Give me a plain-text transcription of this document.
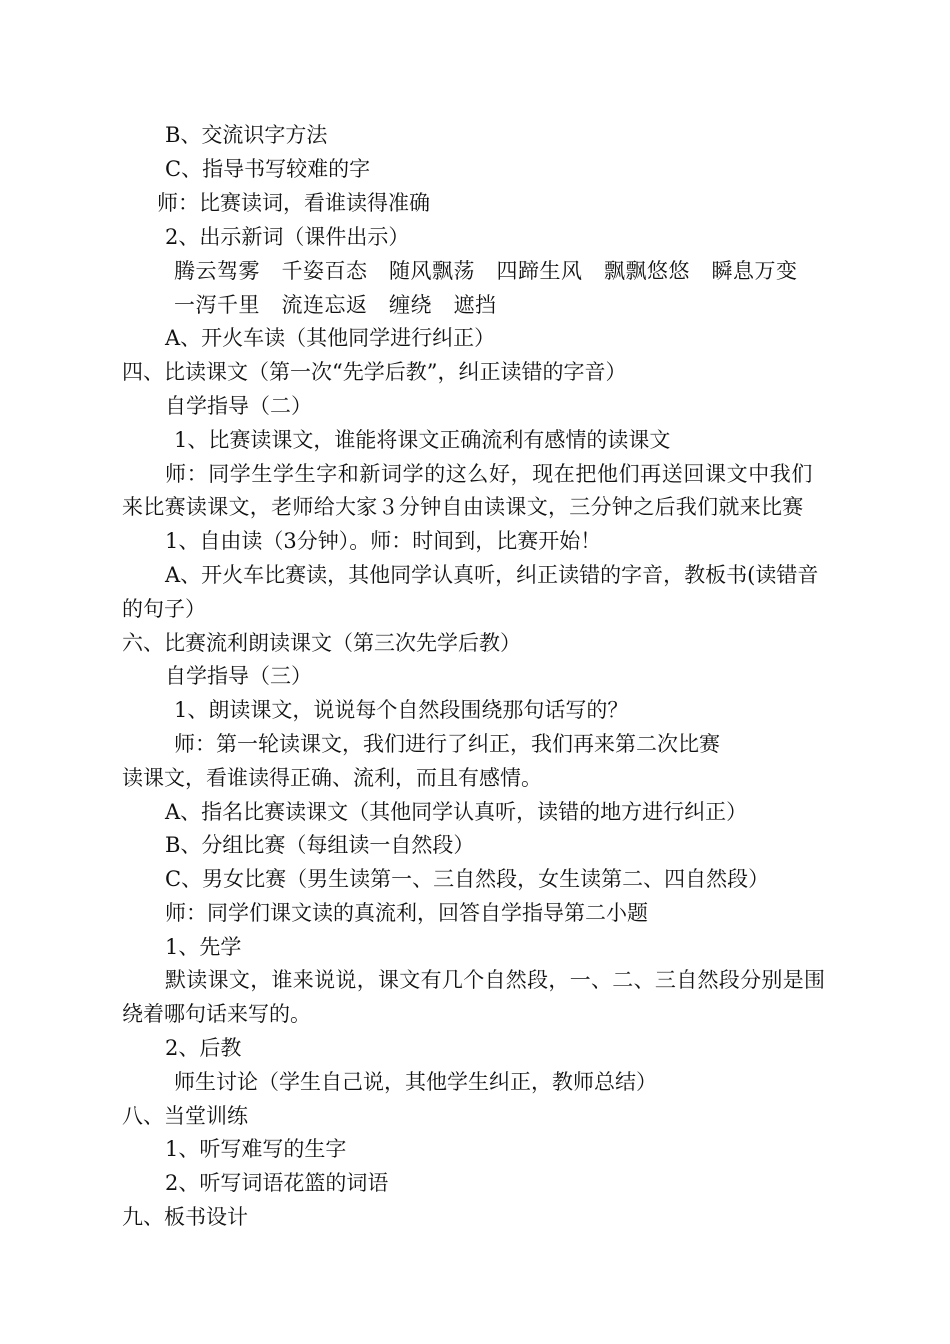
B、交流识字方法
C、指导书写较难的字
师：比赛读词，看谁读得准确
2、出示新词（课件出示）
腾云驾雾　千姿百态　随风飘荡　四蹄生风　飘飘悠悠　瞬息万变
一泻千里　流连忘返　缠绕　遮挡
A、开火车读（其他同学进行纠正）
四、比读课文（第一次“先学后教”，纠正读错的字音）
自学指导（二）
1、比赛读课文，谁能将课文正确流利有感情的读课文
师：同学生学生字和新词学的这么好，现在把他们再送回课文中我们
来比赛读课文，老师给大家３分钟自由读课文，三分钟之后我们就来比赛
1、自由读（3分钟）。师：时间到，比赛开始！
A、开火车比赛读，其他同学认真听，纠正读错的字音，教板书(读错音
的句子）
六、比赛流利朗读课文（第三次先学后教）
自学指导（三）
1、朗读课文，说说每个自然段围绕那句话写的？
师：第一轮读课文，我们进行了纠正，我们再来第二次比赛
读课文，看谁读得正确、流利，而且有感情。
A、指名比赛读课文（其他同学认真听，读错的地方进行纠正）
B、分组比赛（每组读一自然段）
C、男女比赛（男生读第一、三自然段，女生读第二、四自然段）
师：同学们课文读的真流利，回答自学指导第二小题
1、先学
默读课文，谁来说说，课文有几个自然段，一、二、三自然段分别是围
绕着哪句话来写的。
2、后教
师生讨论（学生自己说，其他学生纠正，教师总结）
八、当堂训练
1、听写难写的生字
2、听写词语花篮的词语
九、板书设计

==============================

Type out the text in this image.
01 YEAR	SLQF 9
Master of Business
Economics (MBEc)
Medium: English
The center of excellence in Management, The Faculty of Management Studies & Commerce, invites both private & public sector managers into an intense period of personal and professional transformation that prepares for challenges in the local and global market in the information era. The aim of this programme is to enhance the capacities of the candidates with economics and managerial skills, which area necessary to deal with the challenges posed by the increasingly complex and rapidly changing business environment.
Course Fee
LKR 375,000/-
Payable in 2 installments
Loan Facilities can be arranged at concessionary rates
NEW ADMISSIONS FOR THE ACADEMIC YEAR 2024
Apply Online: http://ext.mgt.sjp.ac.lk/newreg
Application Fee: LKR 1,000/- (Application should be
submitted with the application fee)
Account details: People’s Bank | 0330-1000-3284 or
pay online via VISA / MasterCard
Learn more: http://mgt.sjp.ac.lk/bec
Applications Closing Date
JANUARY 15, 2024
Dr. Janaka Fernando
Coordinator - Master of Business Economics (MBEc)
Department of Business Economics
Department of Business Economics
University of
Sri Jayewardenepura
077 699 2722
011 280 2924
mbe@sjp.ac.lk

==============================

* **What is expected**:
Search the data for "http". Copy every matching line.

* **Expected answer**:
Apply Online: http://ext.mgt.sjp.ac.lk/newreg
Learn more: http://mgt.sjp.ac.lk/bec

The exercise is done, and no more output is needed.